→ JOB
Review the material line by line. Identify and copy every line that contains the string "GBPUSD".

Dataset rows about figures
⟨
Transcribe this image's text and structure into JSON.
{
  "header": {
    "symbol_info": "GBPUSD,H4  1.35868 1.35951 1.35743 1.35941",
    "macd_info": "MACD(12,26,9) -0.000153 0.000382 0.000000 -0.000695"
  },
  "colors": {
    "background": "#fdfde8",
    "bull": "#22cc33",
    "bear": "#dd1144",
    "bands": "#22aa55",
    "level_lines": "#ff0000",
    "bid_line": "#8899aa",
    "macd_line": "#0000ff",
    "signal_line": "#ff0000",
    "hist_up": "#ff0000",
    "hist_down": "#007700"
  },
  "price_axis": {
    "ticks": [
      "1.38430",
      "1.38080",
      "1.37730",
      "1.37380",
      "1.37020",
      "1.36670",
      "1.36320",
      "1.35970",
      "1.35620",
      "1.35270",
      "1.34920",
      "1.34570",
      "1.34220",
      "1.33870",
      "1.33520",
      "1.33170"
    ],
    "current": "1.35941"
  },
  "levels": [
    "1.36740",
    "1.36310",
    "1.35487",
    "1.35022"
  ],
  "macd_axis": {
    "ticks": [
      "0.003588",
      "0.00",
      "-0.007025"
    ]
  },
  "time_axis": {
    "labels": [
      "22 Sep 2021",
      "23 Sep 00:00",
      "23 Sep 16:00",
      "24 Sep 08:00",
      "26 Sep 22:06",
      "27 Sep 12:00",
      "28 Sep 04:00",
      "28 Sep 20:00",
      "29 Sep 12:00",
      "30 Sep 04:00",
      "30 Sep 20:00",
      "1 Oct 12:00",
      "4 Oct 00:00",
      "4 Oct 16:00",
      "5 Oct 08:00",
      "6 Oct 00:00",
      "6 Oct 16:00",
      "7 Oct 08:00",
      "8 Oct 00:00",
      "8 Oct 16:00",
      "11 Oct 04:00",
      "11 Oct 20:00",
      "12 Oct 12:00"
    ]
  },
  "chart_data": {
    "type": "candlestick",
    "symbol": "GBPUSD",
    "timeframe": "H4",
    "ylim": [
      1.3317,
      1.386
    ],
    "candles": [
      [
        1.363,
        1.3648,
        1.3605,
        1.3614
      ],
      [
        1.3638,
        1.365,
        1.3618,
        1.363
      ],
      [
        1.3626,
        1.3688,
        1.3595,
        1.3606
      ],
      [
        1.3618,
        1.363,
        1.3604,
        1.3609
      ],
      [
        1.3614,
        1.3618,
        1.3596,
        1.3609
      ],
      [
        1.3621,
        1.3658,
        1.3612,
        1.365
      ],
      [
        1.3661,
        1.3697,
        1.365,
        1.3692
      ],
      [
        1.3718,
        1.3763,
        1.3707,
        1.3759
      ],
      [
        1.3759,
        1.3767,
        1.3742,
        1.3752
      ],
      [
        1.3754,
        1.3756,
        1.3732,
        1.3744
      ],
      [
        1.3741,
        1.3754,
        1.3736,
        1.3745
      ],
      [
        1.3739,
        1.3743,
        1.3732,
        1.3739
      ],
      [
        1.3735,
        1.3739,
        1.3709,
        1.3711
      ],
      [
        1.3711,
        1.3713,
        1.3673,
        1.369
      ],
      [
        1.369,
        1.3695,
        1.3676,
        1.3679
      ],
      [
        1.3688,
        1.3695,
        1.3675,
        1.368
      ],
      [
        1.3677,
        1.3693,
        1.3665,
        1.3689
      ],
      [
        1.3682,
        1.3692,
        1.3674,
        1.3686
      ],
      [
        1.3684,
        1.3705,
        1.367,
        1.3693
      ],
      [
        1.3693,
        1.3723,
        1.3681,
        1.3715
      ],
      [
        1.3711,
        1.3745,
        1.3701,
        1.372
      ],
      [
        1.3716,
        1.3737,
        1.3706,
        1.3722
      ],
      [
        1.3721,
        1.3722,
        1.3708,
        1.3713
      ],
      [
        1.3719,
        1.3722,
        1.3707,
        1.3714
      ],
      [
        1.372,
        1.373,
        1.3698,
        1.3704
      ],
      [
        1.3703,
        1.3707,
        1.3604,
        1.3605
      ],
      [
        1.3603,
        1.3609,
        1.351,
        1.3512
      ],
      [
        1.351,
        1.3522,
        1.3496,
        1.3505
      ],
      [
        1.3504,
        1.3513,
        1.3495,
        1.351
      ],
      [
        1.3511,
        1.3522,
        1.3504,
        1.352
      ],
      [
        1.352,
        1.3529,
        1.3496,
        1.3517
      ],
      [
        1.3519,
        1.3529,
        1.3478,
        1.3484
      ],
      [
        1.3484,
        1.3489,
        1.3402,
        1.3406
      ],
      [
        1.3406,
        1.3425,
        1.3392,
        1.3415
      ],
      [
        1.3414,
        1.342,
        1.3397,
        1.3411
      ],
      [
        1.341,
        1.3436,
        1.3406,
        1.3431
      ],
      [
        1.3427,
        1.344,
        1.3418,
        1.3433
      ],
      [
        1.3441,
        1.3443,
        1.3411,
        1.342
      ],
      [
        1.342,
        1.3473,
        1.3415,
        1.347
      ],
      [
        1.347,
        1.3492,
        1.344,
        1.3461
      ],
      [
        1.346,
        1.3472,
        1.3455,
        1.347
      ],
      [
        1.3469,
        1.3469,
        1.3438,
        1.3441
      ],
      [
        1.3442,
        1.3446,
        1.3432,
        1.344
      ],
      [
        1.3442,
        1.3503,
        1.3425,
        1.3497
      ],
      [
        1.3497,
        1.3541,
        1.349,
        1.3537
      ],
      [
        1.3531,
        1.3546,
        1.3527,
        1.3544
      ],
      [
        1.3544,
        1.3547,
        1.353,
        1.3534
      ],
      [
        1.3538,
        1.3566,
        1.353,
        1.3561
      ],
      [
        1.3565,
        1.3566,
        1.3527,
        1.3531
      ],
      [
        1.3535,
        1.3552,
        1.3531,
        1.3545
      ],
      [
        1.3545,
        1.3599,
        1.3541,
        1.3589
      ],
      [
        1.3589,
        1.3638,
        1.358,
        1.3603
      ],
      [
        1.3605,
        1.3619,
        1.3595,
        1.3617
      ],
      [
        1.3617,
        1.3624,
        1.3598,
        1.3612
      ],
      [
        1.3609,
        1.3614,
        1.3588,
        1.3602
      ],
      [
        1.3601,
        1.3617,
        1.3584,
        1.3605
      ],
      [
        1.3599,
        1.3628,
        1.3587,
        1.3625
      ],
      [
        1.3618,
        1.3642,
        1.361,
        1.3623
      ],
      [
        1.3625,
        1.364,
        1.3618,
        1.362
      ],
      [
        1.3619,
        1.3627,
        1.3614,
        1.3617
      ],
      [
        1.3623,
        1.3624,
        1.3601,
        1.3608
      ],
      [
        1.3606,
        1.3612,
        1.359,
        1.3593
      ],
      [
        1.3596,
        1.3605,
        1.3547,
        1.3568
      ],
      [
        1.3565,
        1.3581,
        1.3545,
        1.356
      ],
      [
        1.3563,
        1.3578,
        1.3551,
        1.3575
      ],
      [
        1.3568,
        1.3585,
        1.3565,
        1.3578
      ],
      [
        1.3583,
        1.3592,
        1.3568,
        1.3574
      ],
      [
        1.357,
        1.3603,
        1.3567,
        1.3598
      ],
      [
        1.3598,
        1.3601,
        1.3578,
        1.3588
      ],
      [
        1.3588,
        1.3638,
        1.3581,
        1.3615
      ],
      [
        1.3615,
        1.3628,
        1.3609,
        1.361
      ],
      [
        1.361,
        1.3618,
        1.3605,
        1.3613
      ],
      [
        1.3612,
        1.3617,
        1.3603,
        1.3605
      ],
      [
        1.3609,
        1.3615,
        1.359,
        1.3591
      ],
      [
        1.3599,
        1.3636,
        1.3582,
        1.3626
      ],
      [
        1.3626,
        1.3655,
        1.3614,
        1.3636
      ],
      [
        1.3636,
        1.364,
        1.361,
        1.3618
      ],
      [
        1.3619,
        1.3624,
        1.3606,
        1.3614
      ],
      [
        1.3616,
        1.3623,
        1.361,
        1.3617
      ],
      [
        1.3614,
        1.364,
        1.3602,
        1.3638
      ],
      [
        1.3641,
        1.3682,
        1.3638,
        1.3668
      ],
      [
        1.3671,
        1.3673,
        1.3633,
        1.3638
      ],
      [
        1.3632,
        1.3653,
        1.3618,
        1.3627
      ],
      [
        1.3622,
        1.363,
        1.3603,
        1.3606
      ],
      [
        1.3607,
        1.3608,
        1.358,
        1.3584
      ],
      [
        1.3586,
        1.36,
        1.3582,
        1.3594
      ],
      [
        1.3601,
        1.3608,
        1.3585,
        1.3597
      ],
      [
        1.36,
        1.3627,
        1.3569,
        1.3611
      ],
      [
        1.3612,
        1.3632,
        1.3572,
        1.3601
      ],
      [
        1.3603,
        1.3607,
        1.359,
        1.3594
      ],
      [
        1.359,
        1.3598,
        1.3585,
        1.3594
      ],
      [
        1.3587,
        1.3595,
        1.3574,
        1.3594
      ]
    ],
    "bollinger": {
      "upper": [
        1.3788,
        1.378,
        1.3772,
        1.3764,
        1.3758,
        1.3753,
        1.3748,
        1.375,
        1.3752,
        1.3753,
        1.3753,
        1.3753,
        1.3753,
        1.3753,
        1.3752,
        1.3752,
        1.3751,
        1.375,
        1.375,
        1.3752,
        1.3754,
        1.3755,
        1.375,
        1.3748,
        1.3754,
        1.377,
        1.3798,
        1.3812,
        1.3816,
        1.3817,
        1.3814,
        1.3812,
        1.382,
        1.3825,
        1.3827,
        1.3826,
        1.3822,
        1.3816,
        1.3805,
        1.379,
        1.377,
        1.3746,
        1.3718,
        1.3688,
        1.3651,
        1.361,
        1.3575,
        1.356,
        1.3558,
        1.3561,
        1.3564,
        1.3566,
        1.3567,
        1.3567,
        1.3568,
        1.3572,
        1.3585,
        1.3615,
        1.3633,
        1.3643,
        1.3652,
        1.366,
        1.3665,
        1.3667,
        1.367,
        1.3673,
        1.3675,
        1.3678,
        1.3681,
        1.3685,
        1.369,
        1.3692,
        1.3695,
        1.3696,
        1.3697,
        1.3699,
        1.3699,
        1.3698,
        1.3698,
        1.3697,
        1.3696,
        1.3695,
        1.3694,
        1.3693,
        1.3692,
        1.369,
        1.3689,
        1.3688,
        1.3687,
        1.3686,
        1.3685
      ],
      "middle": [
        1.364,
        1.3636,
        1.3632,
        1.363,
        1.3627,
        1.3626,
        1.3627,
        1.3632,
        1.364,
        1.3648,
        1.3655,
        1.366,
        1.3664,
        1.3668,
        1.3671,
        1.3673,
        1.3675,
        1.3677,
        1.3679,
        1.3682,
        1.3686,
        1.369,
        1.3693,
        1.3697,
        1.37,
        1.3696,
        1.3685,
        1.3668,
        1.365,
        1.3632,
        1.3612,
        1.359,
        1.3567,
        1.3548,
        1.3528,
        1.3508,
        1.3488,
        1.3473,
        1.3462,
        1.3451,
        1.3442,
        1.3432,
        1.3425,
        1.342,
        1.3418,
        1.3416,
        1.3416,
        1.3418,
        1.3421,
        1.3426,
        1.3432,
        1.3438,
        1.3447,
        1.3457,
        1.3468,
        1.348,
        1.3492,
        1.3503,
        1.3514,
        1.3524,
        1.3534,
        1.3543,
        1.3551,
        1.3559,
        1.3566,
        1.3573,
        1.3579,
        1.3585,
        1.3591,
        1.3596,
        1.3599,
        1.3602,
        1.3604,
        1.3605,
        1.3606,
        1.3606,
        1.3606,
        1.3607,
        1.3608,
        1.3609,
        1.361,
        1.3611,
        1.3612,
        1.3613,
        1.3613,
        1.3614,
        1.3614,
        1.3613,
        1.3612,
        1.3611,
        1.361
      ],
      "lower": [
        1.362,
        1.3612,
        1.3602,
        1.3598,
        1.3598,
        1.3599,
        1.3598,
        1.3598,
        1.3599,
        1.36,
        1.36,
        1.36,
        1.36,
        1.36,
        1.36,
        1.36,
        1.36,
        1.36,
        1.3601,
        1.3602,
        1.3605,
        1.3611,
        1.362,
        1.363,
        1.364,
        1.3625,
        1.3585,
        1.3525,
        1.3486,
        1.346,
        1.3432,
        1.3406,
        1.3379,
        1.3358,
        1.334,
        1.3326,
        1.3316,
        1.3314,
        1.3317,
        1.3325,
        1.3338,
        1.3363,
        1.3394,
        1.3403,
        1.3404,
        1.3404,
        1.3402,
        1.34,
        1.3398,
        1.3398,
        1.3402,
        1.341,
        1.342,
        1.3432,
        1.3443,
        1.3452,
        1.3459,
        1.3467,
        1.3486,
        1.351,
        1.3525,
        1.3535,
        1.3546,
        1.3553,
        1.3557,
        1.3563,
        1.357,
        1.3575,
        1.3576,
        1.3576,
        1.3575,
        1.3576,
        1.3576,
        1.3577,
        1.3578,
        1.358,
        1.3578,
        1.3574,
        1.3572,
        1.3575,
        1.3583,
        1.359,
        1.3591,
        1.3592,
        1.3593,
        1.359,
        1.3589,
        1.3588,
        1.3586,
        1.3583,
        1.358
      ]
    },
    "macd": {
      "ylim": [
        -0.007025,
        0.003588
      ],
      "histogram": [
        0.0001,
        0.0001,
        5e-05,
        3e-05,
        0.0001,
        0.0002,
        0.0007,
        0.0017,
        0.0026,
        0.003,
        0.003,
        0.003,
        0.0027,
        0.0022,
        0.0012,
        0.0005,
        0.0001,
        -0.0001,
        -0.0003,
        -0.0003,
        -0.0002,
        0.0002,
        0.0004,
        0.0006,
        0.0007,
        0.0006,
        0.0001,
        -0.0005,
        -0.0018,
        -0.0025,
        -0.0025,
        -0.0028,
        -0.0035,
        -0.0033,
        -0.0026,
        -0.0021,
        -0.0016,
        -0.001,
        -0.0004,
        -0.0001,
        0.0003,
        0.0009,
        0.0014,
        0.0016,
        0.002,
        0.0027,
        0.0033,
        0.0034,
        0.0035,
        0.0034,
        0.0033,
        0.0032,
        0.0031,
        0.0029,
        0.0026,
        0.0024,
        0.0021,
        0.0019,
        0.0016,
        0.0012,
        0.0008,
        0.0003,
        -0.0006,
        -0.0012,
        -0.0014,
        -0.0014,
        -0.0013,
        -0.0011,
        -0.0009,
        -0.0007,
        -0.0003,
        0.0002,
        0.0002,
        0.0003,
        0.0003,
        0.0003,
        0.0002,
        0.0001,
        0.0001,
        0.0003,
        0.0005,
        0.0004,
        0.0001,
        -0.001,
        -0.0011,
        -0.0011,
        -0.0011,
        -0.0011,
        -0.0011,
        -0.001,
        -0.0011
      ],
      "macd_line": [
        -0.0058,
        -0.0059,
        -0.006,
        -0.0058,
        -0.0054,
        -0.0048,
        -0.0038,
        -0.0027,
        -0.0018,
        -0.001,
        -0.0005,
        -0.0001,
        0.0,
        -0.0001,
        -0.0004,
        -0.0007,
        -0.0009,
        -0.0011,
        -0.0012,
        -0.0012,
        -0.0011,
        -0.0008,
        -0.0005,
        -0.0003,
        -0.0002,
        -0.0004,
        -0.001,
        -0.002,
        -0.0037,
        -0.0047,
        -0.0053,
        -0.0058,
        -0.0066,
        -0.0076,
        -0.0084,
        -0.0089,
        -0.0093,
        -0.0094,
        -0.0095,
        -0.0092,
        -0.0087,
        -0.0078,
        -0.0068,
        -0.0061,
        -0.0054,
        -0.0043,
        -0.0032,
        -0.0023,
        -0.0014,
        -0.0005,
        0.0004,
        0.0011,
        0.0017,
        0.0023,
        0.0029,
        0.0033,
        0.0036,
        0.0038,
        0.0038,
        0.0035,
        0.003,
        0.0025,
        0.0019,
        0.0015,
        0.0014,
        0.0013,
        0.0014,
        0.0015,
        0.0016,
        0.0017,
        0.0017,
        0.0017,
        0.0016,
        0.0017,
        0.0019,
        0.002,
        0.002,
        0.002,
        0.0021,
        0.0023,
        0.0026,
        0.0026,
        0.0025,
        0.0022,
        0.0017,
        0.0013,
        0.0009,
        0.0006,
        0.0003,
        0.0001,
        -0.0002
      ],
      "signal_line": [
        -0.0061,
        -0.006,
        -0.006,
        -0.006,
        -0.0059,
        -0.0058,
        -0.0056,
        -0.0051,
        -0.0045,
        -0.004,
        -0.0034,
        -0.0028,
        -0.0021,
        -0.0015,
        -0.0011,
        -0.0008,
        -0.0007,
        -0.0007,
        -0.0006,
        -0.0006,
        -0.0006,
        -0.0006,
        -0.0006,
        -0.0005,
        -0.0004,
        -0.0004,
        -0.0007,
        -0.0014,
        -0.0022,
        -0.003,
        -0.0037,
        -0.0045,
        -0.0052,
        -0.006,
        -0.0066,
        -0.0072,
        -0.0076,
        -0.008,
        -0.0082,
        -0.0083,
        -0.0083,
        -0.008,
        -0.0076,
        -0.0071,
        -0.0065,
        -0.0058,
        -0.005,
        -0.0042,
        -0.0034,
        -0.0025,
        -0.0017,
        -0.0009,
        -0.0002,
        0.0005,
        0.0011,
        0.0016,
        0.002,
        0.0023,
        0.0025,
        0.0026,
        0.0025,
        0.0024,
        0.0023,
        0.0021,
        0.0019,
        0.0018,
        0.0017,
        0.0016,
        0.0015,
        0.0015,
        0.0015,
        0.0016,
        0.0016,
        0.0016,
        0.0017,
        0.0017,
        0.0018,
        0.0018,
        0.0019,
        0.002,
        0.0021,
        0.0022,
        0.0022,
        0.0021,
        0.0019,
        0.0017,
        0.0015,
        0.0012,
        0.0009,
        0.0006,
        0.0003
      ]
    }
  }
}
⟩
→ COMPLETED TASK
    "symbol_info": "GBPUSD,H4  1.35868 1.35951 1.35743 1.35941",
    "symbol": "GBPUSD",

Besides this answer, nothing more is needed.